Return every record verbatim.

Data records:
-=-=-

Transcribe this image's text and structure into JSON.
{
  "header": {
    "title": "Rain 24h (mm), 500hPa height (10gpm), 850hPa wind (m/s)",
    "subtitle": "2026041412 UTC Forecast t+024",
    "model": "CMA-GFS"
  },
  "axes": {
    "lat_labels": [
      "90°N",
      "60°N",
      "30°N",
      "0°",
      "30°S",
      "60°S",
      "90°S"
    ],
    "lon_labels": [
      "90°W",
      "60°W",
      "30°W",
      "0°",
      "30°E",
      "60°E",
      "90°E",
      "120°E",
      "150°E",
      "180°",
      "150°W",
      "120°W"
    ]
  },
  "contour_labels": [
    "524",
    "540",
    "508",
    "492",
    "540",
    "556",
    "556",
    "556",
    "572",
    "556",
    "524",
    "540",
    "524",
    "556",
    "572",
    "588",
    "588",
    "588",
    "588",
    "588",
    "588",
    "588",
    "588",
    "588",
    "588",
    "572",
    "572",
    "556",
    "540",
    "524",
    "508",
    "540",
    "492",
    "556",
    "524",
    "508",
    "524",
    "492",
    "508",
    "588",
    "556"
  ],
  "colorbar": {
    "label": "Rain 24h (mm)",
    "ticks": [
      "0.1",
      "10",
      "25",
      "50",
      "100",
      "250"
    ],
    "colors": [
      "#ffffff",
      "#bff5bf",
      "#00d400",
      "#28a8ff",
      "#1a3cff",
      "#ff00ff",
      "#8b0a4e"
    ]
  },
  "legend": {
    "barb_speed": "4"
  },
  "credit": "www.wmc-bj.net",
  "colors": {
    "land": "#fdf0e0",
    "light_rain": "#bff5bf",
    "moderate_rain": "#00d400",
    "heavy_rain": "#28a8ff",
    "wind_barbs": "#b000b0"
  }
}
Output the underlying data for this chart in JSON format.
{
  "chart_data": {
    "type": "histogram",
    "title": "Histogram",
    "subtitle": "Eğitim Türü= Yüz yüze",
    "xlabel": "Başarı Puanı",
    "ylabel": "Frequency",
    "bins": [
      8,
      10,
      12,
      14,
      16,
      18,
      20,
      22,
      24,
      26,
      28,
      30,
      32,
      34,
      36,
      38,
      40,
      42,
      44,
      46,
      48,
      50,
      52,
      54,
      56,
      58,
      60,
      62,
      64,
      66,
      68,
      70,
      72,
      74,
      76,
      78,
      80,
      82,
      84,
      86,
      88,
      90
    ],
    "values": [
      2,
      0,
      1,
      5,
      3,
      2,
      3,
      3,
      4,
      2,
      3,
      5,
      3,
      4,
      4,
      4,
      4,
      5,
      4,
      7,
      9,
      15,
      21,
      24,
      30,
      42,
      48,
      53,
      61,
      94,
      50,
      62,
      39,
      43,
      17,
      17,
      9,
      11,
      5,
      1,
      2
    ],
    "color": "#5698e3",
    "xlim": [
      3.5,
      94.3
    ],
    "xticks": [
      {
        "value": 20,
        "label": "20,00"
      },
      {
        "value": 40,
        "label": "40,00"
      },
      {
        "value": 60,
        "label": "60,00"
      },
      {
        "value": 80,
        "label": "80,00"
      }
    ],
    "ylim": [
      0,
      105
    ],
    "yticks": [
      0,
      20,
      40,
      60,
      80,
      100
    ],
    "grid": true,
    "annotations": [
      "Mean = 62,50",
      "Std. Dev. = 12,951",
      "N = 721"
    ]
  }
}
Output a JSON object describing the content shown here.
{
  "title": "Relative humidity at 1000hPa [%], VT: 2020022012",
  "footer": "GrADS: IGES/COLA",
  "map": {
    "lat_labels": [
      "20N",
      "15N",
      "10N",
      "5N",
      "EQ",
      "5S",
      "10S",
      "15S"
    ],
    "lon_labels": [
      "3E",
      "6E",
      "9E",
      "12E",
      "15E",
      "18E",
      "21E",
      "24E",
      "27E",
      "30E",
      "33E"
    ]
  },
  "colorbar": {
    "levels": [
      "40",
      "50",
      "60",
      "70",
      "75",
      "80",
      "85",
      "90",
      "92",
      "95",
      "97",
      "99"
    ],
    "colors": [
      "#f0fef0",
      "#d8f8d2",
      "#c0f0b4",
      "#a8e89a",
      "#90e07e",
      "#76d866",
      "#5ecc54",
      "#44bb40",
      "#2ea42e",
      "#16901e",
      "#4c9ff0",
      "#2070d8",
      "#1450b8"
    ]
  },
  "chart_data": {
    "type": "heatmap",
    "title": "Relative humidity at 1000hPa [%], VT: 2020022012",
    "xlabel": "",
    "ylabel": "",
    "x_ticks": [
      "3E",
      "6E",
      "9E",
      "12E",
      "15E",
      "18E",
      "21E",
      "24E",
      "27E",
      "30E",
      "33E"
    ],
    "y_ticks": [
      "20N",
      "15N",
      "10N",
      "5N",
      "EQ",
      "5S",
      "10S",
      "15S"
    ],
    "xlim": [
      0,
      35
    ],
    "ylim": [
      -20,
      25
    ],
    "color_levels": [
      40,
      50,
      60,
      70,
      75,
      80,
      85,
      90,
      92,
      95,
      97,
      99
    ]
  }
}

-=-=-

Complete answer
Transcribe this image's text and structure into JSON.
{
  "header": {
    "title": "Rain 24h (mm), 500hPa height (10gpm), 850hPa wind (m/s)",
    "subtitle": "2026041412 UTC Forecast t+024",
    "model": "CMA-GFS"
  },
  "axes": {
    "lat_labels": [
      "90°N",
      "60°N",
      "30°N",
      "0°",
      "30°S",
      "60°S",
      "90°S"
    ],
    "lon_labels": [
      "90°W",
      "60°W",
      "30°W",
      "0°",
      "30°E",
      "60°E",
      "90°E",
      "120°E",
      "150°E",
      "180°",
      "150°W",
      "120°W"
    ]
  },
  "contour_labels": [
    "524",
    "540",
    "508",
    "492",
    "540",
    "556",
    "556",
    "556",
    "572",
    "556",
    "524",
    "540",
    "524",
    "556",
    "572",
    "588",
    "588",
    "588",
    "588",
    "588",
    "588",
    "588",
    "588",
    "588",
    "588",
    "572",
    "572",
    "556",
    "540",
    "524",
    "508",
    "540",
    "492",
    "556",
    "524",
    "508",
    "524",
    "492",
    "508",
    "588",
    "556"
  ],
  "colorbar": {
    "label": "Rain 24h (mm)",
    "ticks": [
      "0.1",
      "10",
      "25",
      "50",
      "100",
      "250"
    ],
    "colors": [
      "#ffffff",
      "#bff5bf",
      "#00d400",
      "#28a8ff",
      "#1a3cff",
      "#ff00ff",
      "#8b0a4e"
    ]
  },
  "legend": {
    "barb_speed": "4"
  },
  "credit": "www.wmc-bj.net",
  "colors": {
    "land": "#fdf0e0",
    "light_rain": "#bff5bf",
    "moderate_rain": "#00d400",
    "heavy_rain": "#28a8ff",
    "wind_barbs": "#b000b0"
  }
}
Output the underlying data for this chart in JSON format.
{
  "chart_data": {
    "type": "histogram",
    "title": "Histogram",
    "subtitle": "Eğitim Türü= Yüz yüze",
    "xlabel": "Başarı Puanı",
    "ylabel": "Frequency",
    "bins": [
      8,
      10,
      12,
      14,
      16,
      18,
      20,
      22,
      24,
      26,
      28,
      30,
      32,
      34,
      36,
      38,
      40,
      42,
      44,
      46,
      48,
      50,
      52,
      54,
      56,
      58,
      60,
      62,
      64,
      66,
      68,
      70,
      72,
      74,
      76,
      78,
      80,
      82,
      84,
      86,
      88,
      90
    ],
    "values": [
      2,
      0,
      1,
      5,
      3,
      2,
      3,
      3,
      4,
      2,
      3,
      5,
      3,
      4,
      4,
      4,
      4,
      5,
      4,
      7,
      9,
      15,
      21,
      24,
      30,
      42,
      48,
      53,
      61,
      94,
      50,
      62,
      39,
      43,
      17,
      17,
      9,
      11,
      5,
      1,
      2
    ],
    "color": "#5698e3",
    "xlim": [
      3.5,
      94.3
    ],
    "xticks": [
      {
        "value": 20,
        "label": "20,00"
      },
      {
        "value": 40,
        "label": "40,00"
      },
      {
        "value": 60,
        "label": "60,00"
      },
      {
        "value": 80,
        "label": "80,00"
      }
    ],
    "ylim": [
      0,
      105
    ],
    "yticks": [
      0,
      20,
      40,
      60,
      80,
      100
    ],
    "grid": true,
    "annotations": [
      "Mean = 62,50",
      "Std. Dev. = 12,951",
      "N = 721"
    ]
  }
}
Output a JSON object describing the content shown here.
{
  "title": "Relative humidity at 1000hPa [%], VT: 2020022012",
  "footer": "GrADS: IGES/COLA",
  "map": {
    "lat_labels": [
      "20N",
      "15N",
      "10N",
      "5N",
      "EQ",
      "5S",
      "10S",
      "15S"
    ],
    "lon_labels": [
      "3E",
      "6E",
      "9E",
      "12E",
      "15E",
      "18E",
      "21E",
      "24E",
      "27E",
      "30E",
      "33E"
    ]
  },
  "colorbar": {
    "levels": [
      "40",
      "50",
      "60",
      "70",
      "75",
      "80",
      "85",
      "90",
      "92",
      "95",
      "97",
      "99"
    ],
    "colors": [
      "#f0fef0",
      "#d8f8d2",
      "#c0f0b4",
      "#a8e89a",
      "#90e07e",
      "#76d866",
      "#5ecc54",
      "#44bb40",
      "#2ea42e",
      "#16901e",
      "#4c9ff0",
      "#2070d8",
      "#1450b8"
    ]
  },
  "chart_data": {
    "type": "heatmap",
    "title": "Relative humidity at 1000hPa [%], VT: 2020022012",
    "xlabel": "",
    "ylabel": "",
    "x_ticks": [
      "3E",
      "6E",
      "9E",
      "12E",
      "15E",
      "18E",
      "21E",
      "24E",
      "27E",
      "30E",
      "33E"
    ],
    "y_ticks": [
      "20N",
      "15N",
      "10N",
      "5N",
      "EQ",
      "5S",
      "10S",
      "15S"
    ],
    "xlim": [
      0,
      35
    ],
    "ylim": [
      -20,
      25
    ],
    "color_levels": [
      40,
      50,
      60,
      70,
      75,
      80,
      85,
      90,
      92,
      95,
      97,
      99
    ]
  }
}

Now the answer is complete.